**Entries provided:**
******************************

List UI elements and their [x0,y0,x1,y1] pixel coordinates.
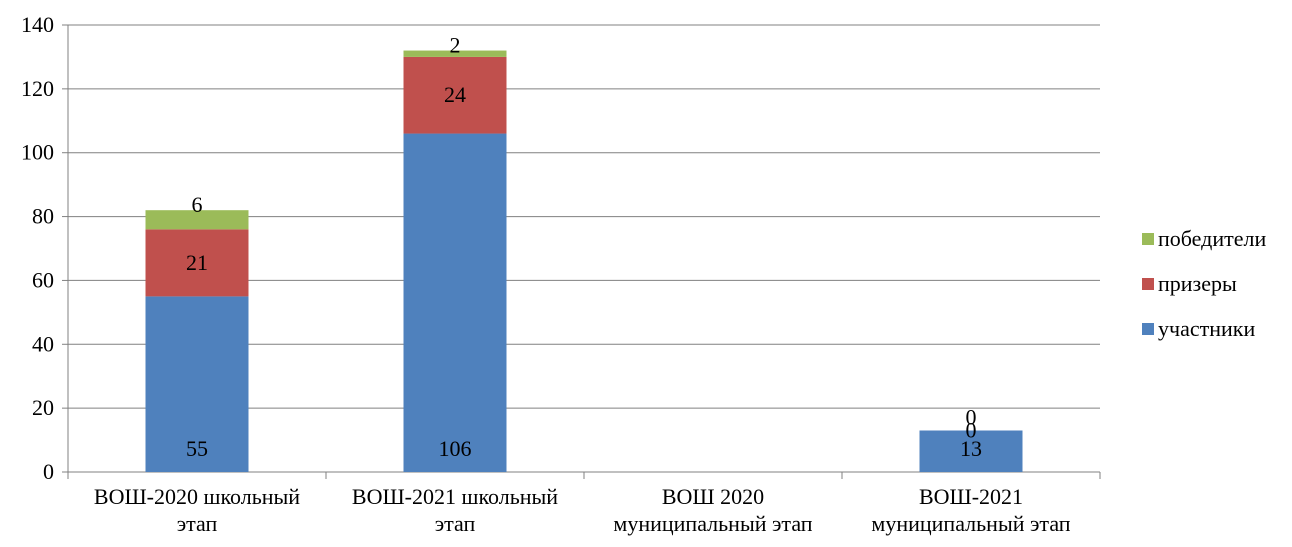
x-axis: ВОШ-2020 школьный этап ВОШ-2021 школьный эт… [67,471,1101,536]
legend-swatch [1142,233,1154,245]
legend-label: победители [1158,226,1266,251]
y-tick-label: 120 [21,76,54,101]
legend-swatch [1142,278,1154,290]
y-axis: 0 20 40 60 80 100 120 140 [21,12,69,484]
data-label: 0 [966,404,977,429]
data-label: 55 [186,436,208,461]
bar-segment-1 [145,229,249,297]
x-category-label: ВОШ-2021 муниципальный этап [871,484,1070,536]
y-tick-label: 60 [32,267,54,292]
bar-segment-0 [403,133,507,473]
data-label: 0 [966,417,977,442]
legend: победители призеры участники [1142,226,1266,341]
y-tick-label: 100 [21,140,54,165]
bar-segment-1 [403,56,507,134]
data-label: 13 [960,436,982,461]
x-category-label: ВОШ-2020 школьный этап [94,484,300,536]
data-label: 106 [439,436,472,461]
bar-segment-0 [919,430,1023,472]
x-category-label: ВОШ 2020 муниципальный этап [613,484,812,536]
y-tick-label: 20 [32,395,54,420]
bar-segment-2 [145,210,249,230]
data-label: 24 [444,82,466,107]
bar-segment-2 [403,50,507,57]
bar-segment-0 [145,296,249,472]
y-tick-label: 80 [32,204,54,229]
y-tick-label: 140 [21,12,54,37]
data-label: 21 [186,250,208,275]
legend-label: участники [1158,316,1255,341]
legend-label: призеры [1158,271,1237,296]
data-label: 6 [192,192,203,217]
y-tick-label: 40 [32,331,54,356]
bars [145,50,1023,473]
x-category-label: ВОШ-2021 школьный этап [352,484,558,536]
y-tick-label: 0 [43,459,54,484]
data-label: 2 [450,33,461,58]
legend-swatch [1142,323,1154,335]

******************************

**What to do:** Update the rows from the line with "x-axis: ВОШ-2020 школьный" to the line with "data-label: 0 [966,404,977,429]" by replacing "legend-swatch" with "legend-marker" and leaving everything else unchanged. Give only those rows.

**The response:**
x-axis: ВОШ-2020 школьный этап ВОШ-2021 школьный эт… [67,471,1101,536]
legend-marker [1142,233,1154,245]
legend-label: победители [1158,226,1266,251]
y-tick-label: 120 [21,76,54,101]
legend-marker [1142,278,1154,290]
y-axis: 0 20 40 60 80 100 120 140 [21,12,69,484]
data-label: 0 [966,404,977,429]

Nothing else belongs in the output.